[Stored entries]
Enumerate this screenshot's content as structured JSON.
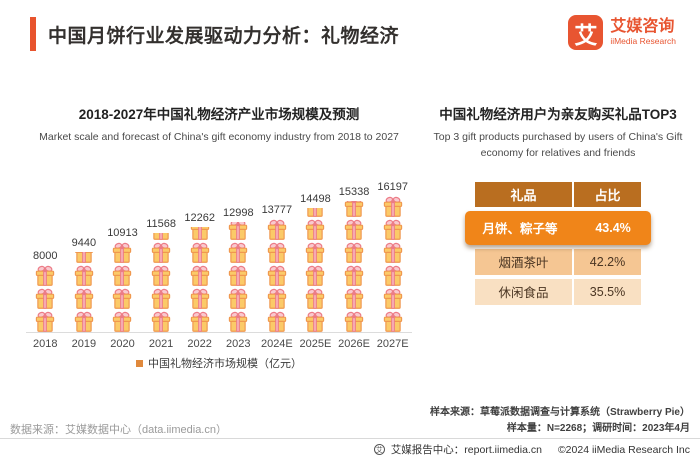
{
  "header": {
    "title": "中国月饼行业发展驱动力分析：礼物经济",
    "logo": {
      "mark": "艾",
      "name_cn": "艾媒咨询",
      "name_en": "iiMedia Research"
    }
  },
  "chart_data": {
    "type": "bar",
    "style": "pictogram-gift-boxes",
    "title": "2018-2027年中国礼物经济产业市场规模及预测",
    "subtitle_en": "Market scale and forecast of China's gift economy industry from 2018 to 2027",
    "categories": [
      "2018",
      "2019",
      "2020",
      "2021",
      "2022",
      "2023",
      "2024E",
      "2025E",
      "2026E",
      "2027E"
    ],
    "values": [
      8000,
      9440,
      10913,
      11568,
      12262,
      12998,
      13777,
      14498,
      15338,
      16197
    ],
    "legend": "中国礼物经济市场规模（亿元）",
    "xlabel": "",
    "ylabel": "亿元",
    "ylim": [
      0,
      17000
    ],
    "grid": false,
    "legend_position": "bottom"
  },
  "top3": {
    "title": "中国礼物经济用户为亲友购买礼品TOP3",
    "subtitle_en": "Top 3 gift products purchased by users of China's Gift economy for relatives and friends",
    "table": {
      "headers": [
        "礼品",
        "占比"
      ],
      "rows": [
        {
          "gift": "月饼、粽子等",
          "share": "43.4%",
          "highlight": true
        },
        {
          "gift": "烟酒茶叶",
          "share": "42.2%",
          "highlight": false
        },
        {
          "gift": "休闲食品",
          "share": "35.5%",
          "highlight": false
        }
      ]
    }
  },
  "footer": {
    "data_source": "数据来源：艾媒数据中心（data.iimedia.cn）",
    "sample_source": "样本来源：草莓派数据调查与计算系统（Strawberry Pie）",
    "sample_info": "样本量：N=2268；调研时间：2023年4月",
    "report_center": "艾媒报告中心：report.iimedia.cn",
    "copyright": "©2024  iiMedia Research Inc",
    "footer_icon_glyph": "艾"
  },
  "colors": {
    "accent": "#E8542E",
    "logo": "#E85531",
    "table_header": "#B96E20",
    "highlight_row": "#F08519",
    "row2_bg": "#F5C693",
    "row3_bg": "#F9E0C2",
    "gift_body": "#FBCA68",
    "gift_outline": "#F0984F",
    "gift_ribbon": "#EC7B86",
    "legend_marker": "#E0893C"
  }
}
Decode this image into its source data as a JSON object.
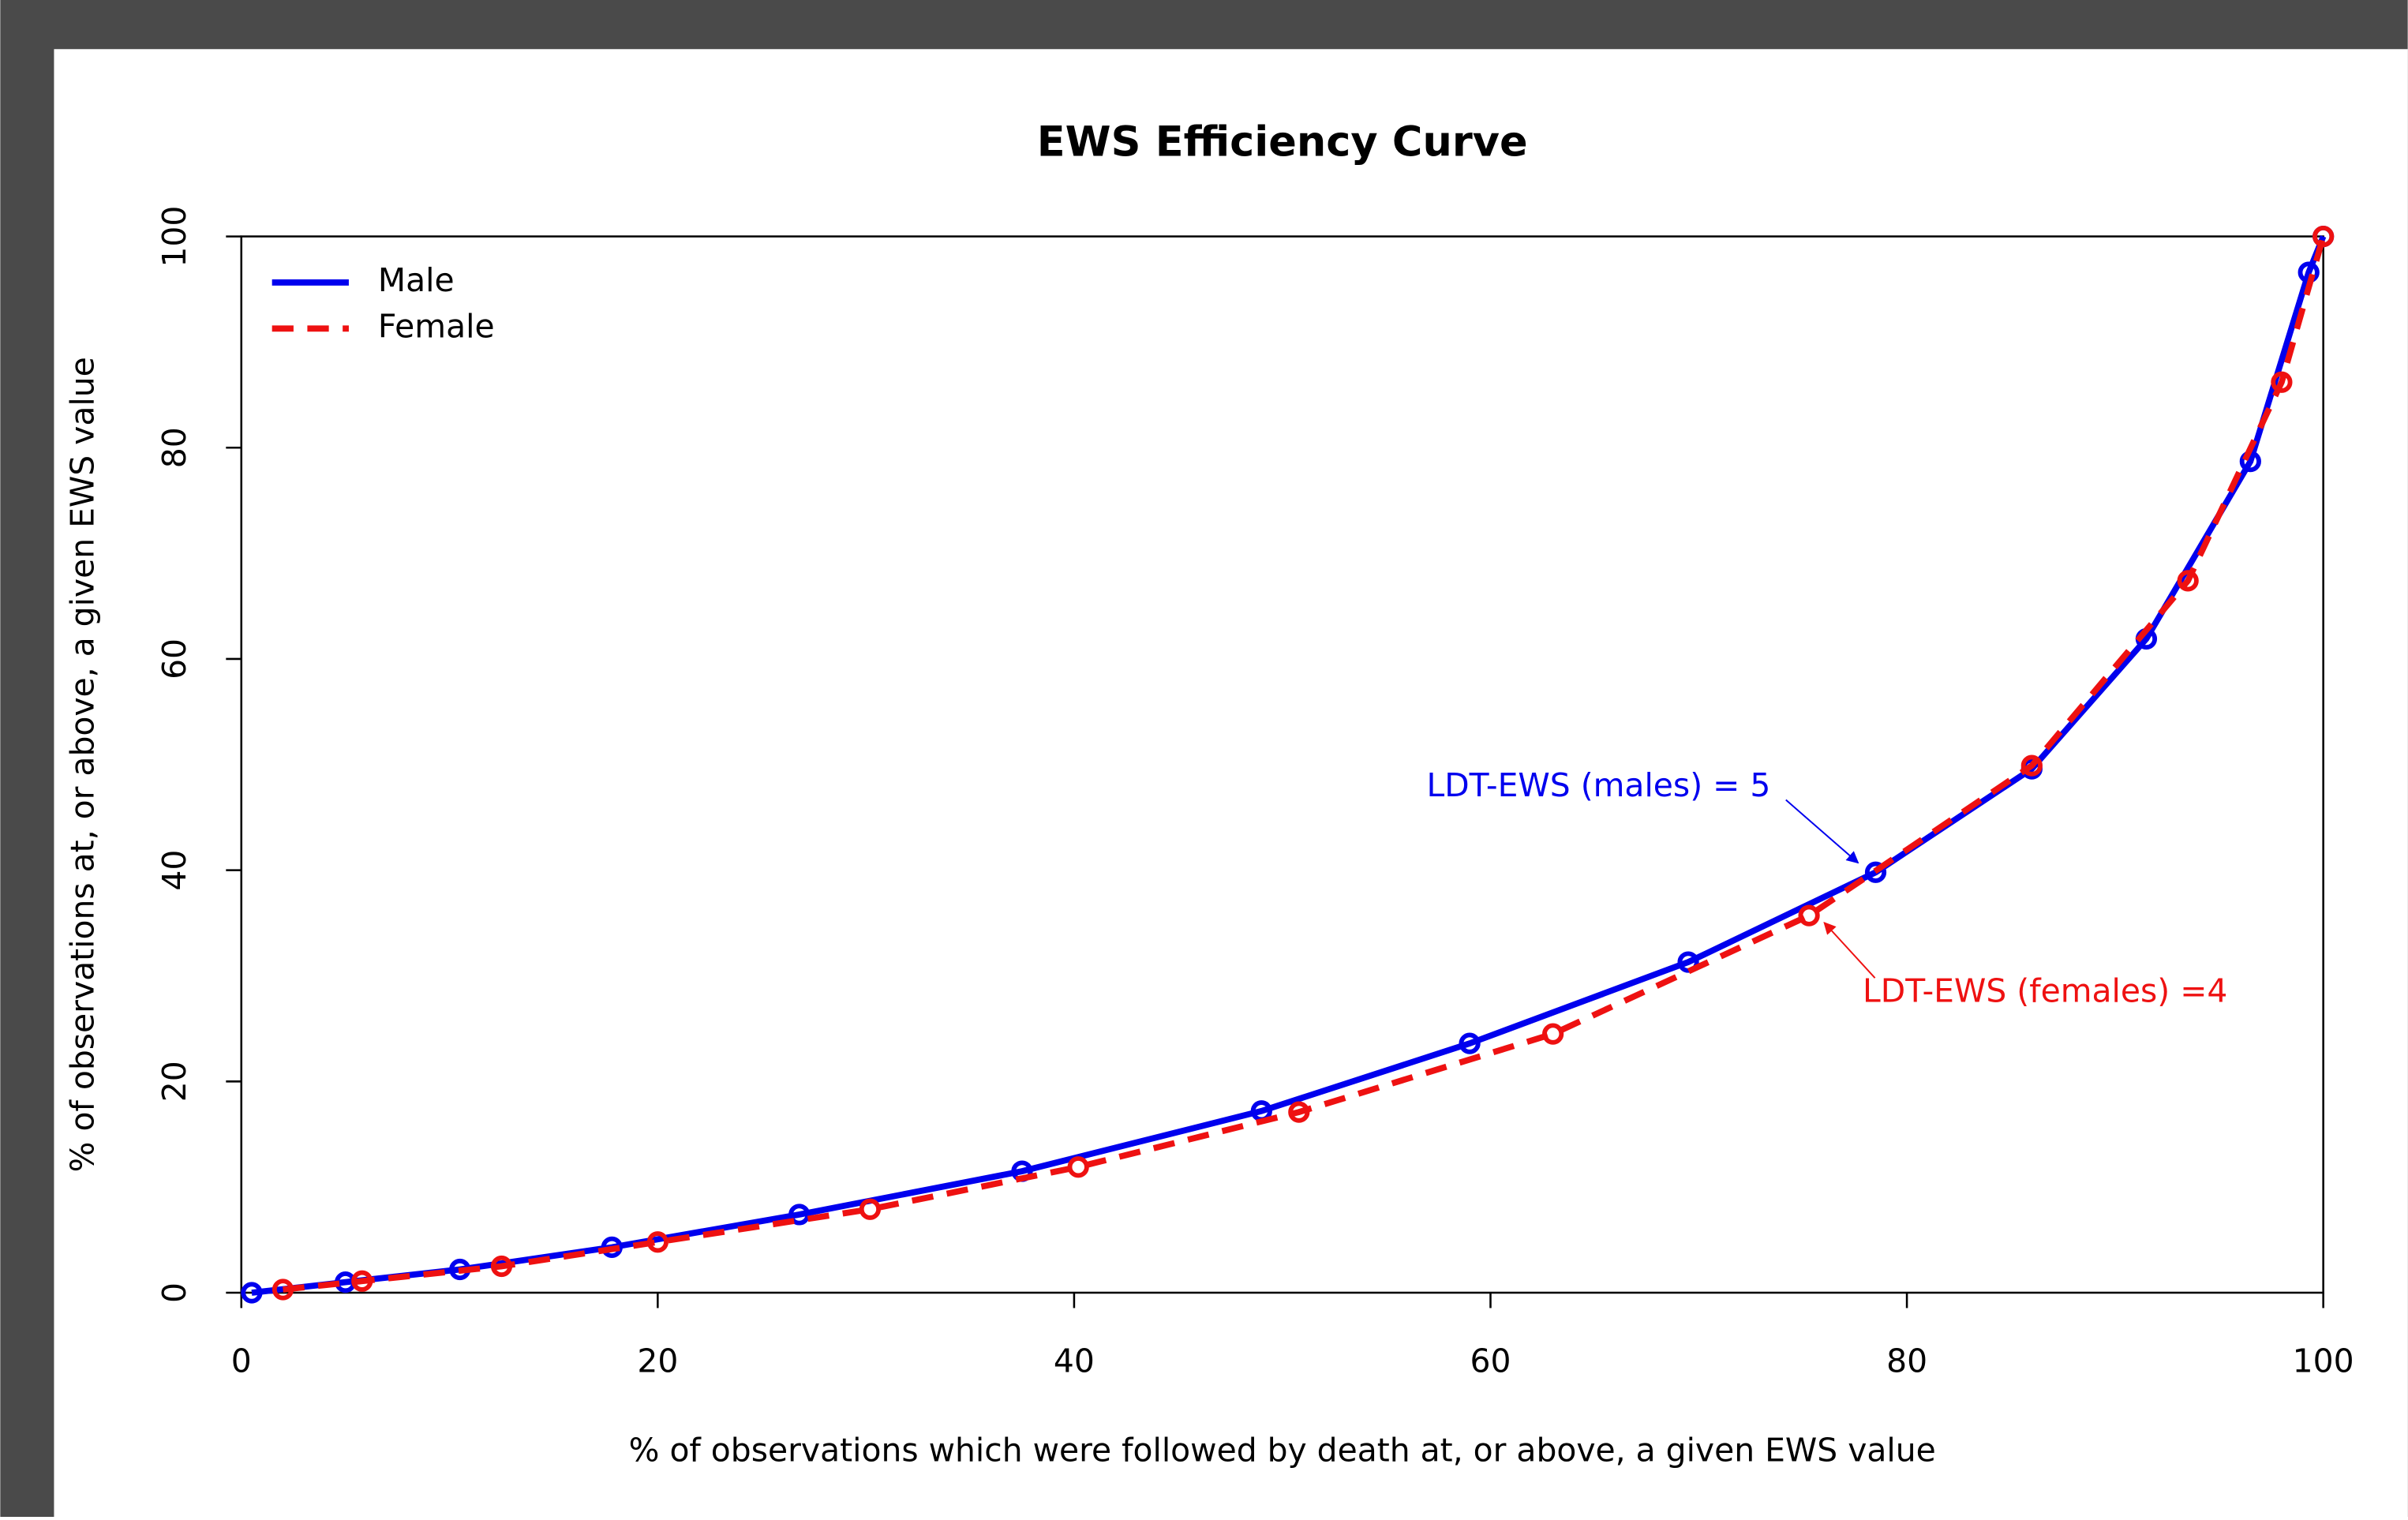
{
  "chart_data": {
    "type": "line",
    "title": "EWS Efficiency Curve",
    "x_label": "% of observations which were followed by death at, or above, a given EWS value",
    "y_label": "% of observations at, or above, a given EWS value",
    "xlim": [
      0,
      100
    ],
    "ylim": [
      0,
      100
    ],
    "xticks": [
      0,
      20,
      40,
      60,
      80,
      100
    ],
    "yticks": [
      0,
      20,
      40,
      60,
      80,
      100
    ],
    "legend": "top-left",
    "series": [
      {
        "name": "Male",
        "color": "#0000ee",
        "linestyle": "solid",
        "x": [
          0.5,
          5,
          10.5,
          17.8,
          26.8,
          37.5,
          49,
          59,
          69.5,
          78.5,
          86,
          91.5,
          96.5,
          99.3,
          100
        ],
        "values": [
          0,
          1,
          2.2,
          4.3,
          7.4,
          11.5,
          17.2,
          23.6,
          31.3,
          39.8,
          49.6,
          61.9,
          78.7,
          96.6,
          100
        ]
      },
      {
        "name": "Female",
        "color": "#ee1111",
        "linestyle": "dashed",
        "x": [
          2,
          5.8,
          12.5,
          20,
          30.2,
          40.2,
          50.8,
          63,
          75.3,
          86,
          93.5,
          98,
          100
        ],
        "values": [
          0.3,
          1.1,
          2.5,
          4.8,
          7.9,
          11.9,
          17.1,
          24.5,
          35.7,
          49.9,
          67.4,
          86.2,
          100
        ]
      }
    ],
    "annotations": [
      {
        "text": "LDT-EWS (males) = 5",
        "color": "#0000ee"
      },
      {
        "text": "LDT-EWS (females) =4",
        "color": "#ee1111"
      }
    ]
  }
}
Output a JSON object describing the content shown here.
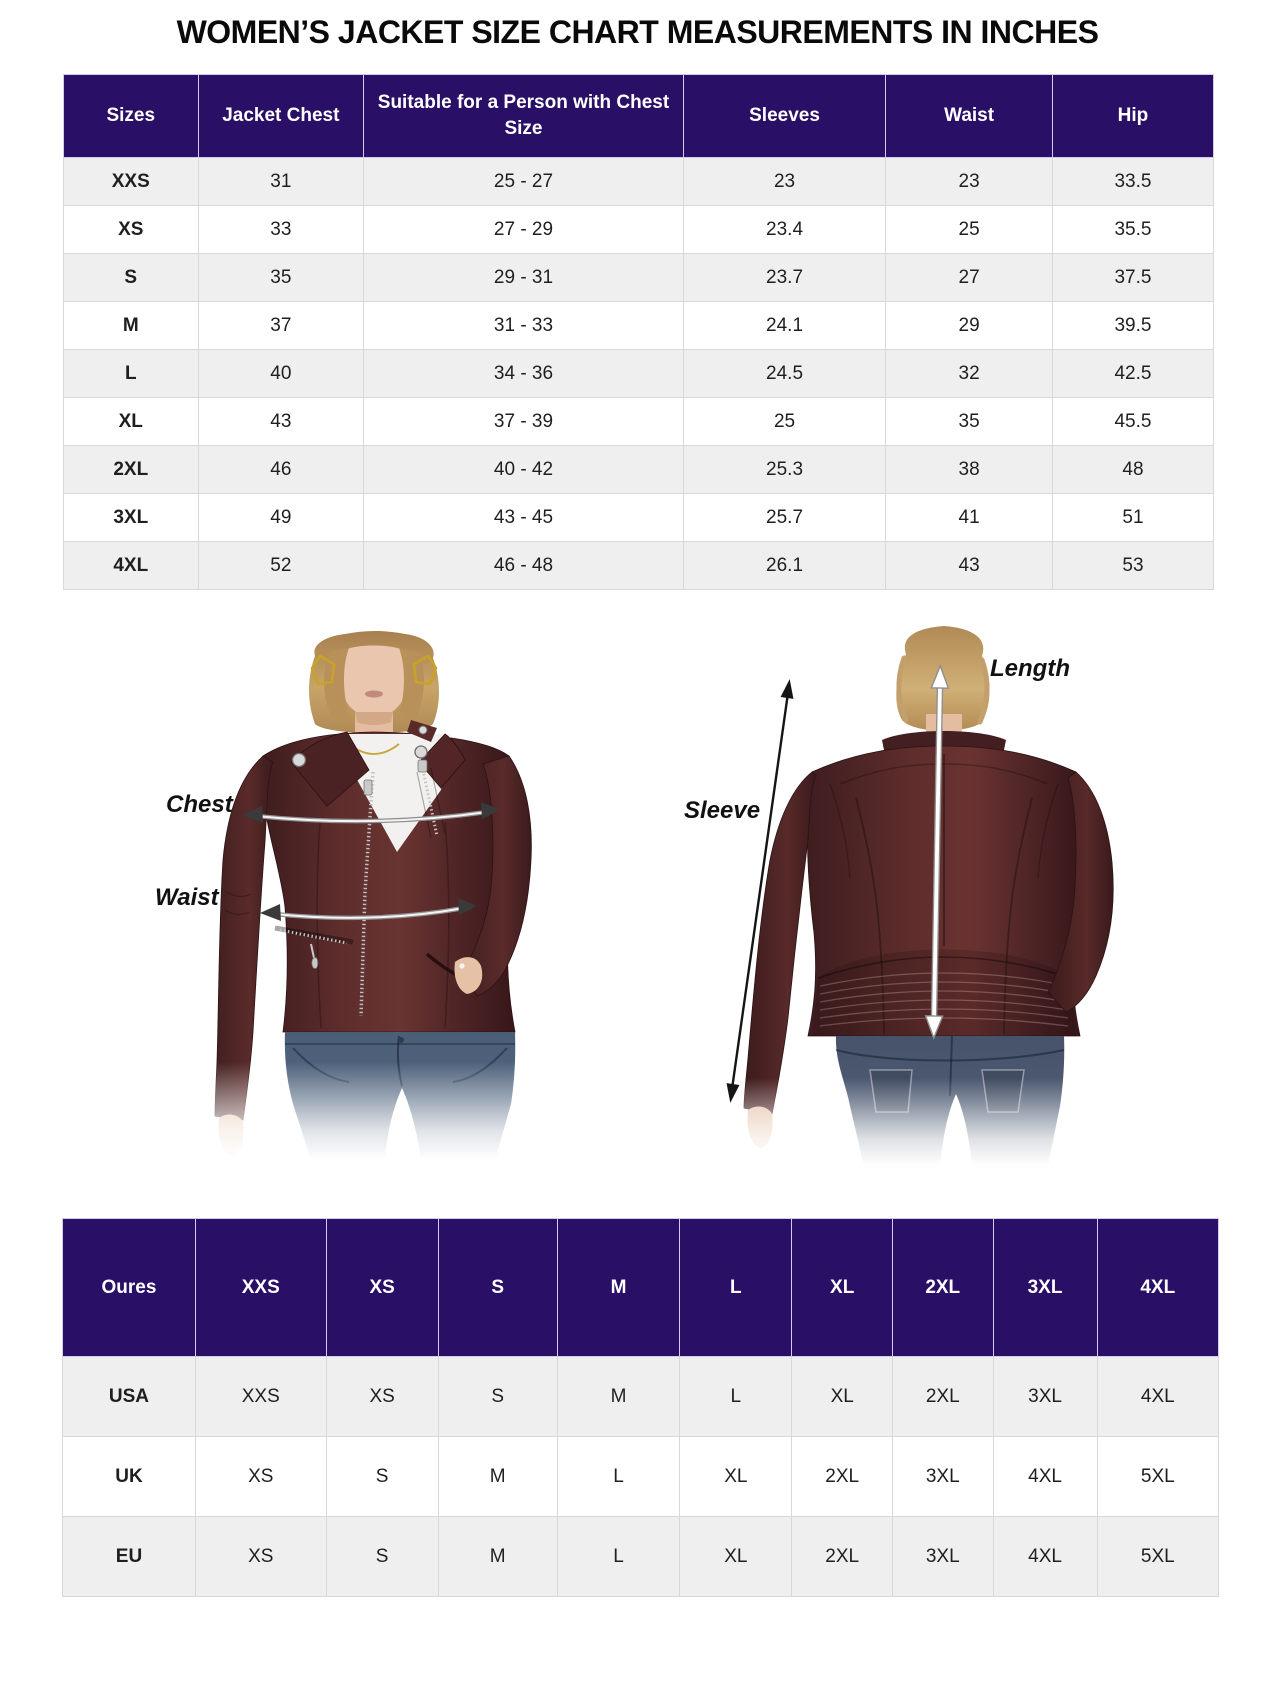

→ Aim of the exercise:
Each line in the records above should be reproduced exactly; images are not copied.

→ Response below:
Enumerate this screenshot's content as structured JSON.
{
  "header": {
    "title": "中国月饼行业发展驱动力分析：礼物经济",
    "logo": {
      "mark": "艾",
      "name_cn": "艾媒咨询",
      "name_en": "iiMedia Research"
    }
  },
  "chart_data": {
    "type": "bar",
    "style": "pictogram-gift-boxes",
    "title": "2018-2027年中国礼物经济产业市场规模及预测",
    "subtitle_en": "Market scale and forecast of China's gift economy industry from 2018 to 2027",
    "categories": [
      "2018",
      "2019",
      "2020",
      "2021",
      "2022",
      "2023",
      "2024E",
      "2025E",
      "2026E",
      "2027E"
    ],
    "values": [
      8000,
      9440,
      10913,
      11568,
      12262,
      12998,
      13777,
      14498,
      15338,
      16197
    ],
    "legend": "中国礼物经济市场规模（亿元）",
    "xlabel": "",
    "ylabel": "亿元",
    "ylim": [
      0,
      17000
    ],
    "grid": false,
    "legend_position": "bottom"
  },
  "top3": {
    "title": "中国礼物经济用户为亲友购买礼品TOP3",
    "subtitle_en": "Top 3 gift products purchased by users of China's Gift economy for relatives and friends",
    "table": {
      "headers": [
        "礼品",
        "占比"
      ],
      "rows": [
        {
          "gift": "月饼、粽子等",
          "share": "43.4%",
          "highlight": true
        },
        {
          "gift": "烟酒茶叶",
          "share": "42.2%",
          "highlight": false
        },
        {
          "gift": "休闲食品",
          "share": "35.5%",
          "highlight": false
        }
      ]
    }
  },
  "footer": {
    "data_source": "数据来源：艾媒数据中心（data.iimedia.cn）",
    "sample_source": "样本来源：草莓派数据调查与计算系统（Strawberry Pie）",
    "sample_info": "样本量：N=2268；调研时间：2023年4月",
    "report_center": "艾媒报告中心：report.iimedia.cn",
    "copyright": "©2024  iiMedia Research Inc",
    "footer_icon_glyph": "艾"
  },
  "colors": {
    "accent": "#E8542E",
    "logo": "#E85531",
    "table_header": "#B96E20",
    "highlight_row": "#F08519",
    "row2_bg": "#F5C693",
    "row3_bg": "#F9E0C2",
    "gift_body": "#FBCA68",
    "gift_outline": "#F0984F",
    "gift_ribbon": "#EC7B86",
    "legend_marker": "#E0893C"
  }
}
Decode this image into its source data as a JSON object.
{
  "chart_data": {
    "type": "line",
    "title": "EWS Efficiency Curve",
    "x_label": "% of observations which were followed by death at, or above, a given EWS value",
    "y_label": "% of observations at, or above, a given EWS value",
    "xlim": [
      0,
      100
    ],
    "ylim": [
      0,
      100
    ],
    "xticks": [
      0,
      20,
      40,
      60,
      80,
      100
    ],
    "yticks": [
      0,
      20,
      40,
      60,
      80,
      100
    ],
    "legend": "top-left",
    "series": [
      {
        "name": "Male",
        "color": "#0000ee",
        "linestyle": "solid",
        "x": [
          0.5,
          5,
          10.5,
          17.8,
          26.8,
          37.5,
          49,
          59,
          69.5,
          78.5,
          86,
          91.5,
          96.5,
          99.3,
          100
        ],
        "values": [
          0,
          1,
          2.2,
          4.3,
          7.4,
          11.5,
          17.2,
          23.6,
          31.3,
          39.8,
          49.6,
          61.9,
          78.7,
          96.6,
          100
        ]
      },
      {
        "name": "Female",
        "color": "#ee1111",
        "linestyle": "dashed",
        "x": [
          2,
          5.8,
          12.5,
          20,
          30.2,
          40.2,
          50.8,
          63,
          75.3,
          86,
          93.5,
          98,
          100
        ],
        "values": [
          0.3,
          1.1,
          2.5,
          4.8,
          7.9,
          11.9,
          17.1,
          24.5,
          35.7,
          49.9,
          67.4,
          86.2,
          100
        ]
      }
    ],
    "annotations": [
      {
        "text": "LDT-EWS (males) = 5",
        "color": "#0000ee"
      },
      {
        "text": "LDT-EWS (females) =4",
        "color": "#ee1111"
      }
    ]
  }
}
Output a JSON object describing the content shown here.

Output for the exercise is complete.